* Listed records
=-=-=

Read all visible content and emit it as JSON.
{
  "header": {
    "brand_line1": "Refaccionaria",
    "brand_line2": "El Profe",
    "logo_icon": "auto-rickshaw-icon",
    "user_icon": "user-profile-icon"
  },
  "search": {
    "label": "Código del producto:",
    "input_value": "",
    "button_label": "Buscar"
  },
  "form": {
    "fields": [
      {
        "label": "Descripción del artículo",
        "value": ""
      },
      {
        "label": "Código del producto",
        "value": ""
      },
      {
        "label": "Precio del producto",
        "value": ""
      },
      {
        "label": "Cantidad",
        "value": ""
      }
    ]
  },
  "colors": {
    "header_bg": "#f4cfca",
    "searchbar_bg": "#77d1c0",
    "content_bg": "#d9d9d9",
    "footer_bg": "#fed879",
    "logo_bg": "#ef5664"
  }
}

=-=-=

* Exercise directions
Every entry above should be retyped exactly as shown.

* Task answer
Read all visible content and emit it as JSON.
{
  "header": {
    "brand_line1": "Refaccionaria",
    "brand_line2": "El Profe",
    "logo_icon": "auto-rickshaw-icon",
    "user_icon": "user-profile-icon"
  },
  "search": {
    "label": "Código del producto:",
    "input_value": "",
    "button_label": "Buscar"
  },
  "form": {
    "fields": [
      {
        "label": "Descripción del artículo",
        "value": ""
      },
      {
        "label": "Código del producto",
        "value": ""
      },
      {
        "label": "Precio del producto",
        "value": ""
      },
      {
        "label": "Cantidad",
        "value": ""
      }
    ]
  },
  "colors": {
    "header_bg": "#f4cfca",
    "searchbar_bg": "#77d1c0",
    "content_bg": "#d9d9d9",
    "footer_bg": "#fed879",
    "logo_bg": "#ef5664"
  }
}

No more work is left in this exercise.